| Short exercise |
The entries below are to be written out again without alteration.

| Extracted material |
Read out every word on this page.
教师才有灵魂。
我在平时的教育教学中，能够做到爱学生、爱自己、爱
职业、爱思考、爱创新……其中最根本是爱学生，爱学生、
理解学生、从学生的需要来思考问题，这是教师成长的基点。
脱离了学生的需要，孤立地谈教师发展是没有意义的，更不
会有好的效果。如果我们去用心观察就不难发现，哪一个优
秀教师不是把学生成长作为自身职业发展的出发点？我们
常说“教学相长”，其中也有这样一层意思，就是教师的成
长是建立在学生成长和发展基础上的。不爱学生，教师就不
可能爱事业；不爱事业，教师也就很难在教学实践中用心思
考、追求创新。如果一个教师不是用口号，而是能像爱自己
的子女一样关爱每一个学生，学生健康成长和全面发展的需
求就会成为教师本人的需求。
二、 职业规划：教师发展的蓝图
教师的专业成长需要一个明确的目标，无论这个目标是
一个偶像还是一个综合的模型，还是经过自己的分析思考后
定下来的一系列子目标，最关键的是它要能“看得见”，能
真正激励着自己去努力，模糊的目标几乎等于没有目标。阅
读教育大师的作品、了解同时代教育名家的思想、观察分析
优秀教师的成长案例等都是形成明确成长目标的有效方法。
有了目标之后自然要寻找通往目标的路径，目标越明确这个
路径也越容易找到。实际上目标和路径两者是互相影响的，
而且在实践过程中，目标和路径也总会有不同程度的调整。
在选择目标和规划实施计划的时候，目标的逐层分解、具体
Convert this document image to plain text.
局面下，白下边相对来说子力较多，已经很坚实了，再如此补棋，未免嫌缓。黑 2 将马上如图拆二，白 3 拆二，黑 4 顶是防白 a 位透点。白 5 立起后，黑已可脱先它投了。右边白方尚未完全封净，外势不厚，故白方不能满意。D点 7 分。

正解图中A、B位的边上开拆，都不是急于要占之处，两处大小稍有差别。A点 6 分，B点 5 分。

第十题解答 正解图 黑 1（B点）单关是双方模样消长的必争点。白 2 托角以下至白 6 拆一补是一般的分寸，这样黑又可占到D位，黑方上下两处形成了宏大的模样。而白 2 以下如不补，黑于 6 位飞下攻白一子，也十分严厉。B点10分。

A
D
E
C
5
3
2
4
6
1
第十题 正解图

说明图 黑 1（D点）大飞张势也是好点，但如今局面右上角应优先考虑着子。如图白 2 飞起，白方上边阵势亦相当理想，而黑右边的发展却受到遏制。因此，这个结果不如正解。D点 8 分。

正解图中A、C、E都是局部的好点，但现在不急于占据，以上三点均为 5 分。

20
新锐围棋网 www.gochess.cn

| Final answer |
Read out every word on this page.
教师才有灵魂。
我在平时的教育教学中，能够做到爱学生、爱自己、爱
职业、爱思考、爱创新……其中最根本是爱学生，爱学生、
理解学生、从学生的需要来思考问题，这是教师成长的基点。
脱离了学生的需要，孤立地谈教师发展是没有意义的，更不
会有好的效果。如果我们去用心观察就不难发现，哪一个优
秀教师不是把学生成长作为自身职业发展的出发点？我们
常说“教学相长”，其中也有这样一层意思，就是教师的成
长是建立在学生成长和发展基础上的。不爱学生，教师就不
可能爱事业；不爱事业，教师也就很难在教学实践中用心思
考、追求创新。如果一个教师不是用口号，而是能像爱自己
的子女一样关爱每一个学生，学生健康成长和全面发展的需
求就会成为教师本人的需求。
二、 职业规划：教师发展的蓝图
教师的专业成长需要一个明确的目标，无论这个目标是
一个偶像还是一个综合的模型，还是经过自己的分析思考后
定下来的一系列子目标，最关键的是它要能“看得见”，能
真正激励着自己去努力，模糊的目标几乎等于没有目标。阅
读教育大师的作品、了解同时代教育名家的思想、观察分析
优秀教师的成长案例等都是形成明确成长目标的有效方法。
有了目标之后自然要寻找通往目标的路径，目标越明确这个
路径也越容易找到。实际上目标和路径两者是互相影响的，
而且在实践过程中，目标和路径也总会有不同程度的调整。
在选择目标和规划实施计划的时候，目标的逐层分解、具体
Convert this document image to plain text.
局面下，白下边相对来说子力较多，已经很坚实了，再如此补棋，未免嫌缓。黑 2 将马上如图拆二，白 3 拆二，黑 4 顶是防白 a 位透点。白 5 立起后，黑已可脱先它投了。右边白方尚未完全封净，外势不厚，故白方不能满意。D点 7 分。

正解图中A、B位的边上开拆，都不是急于要占之处，两处大小稍有差别。A点 6 分，B点 5 分。

第十题解答 正解图 黑 1（B点）单关是双方模样消长的必争点。白 2 托角以下至白 6 拆一补是一般的分寸，这样黑又可占到D位，黑方上下两处形成了宏大的模样。而白 2 以下如不补，黑于 6 位飞下攻白一子，也十分严厉。B点10分。

A
D
E
C
5
3
2
4
6
1
第十题 正解图

说明图 黑 1（D点）大飞张势也是好点，但如今局面右上角应优先考虑着子。如图白 2 飞起，白方上边阵势亦相当理想，而黑右边的发展却受到遏制。因此，这个结果不如正解。D点 8 分。

正解图中A、C、E都是局部的好点，但现在不急于占据，以上三点均为 5 分。

20
新锐围棋网 www.gochess.cn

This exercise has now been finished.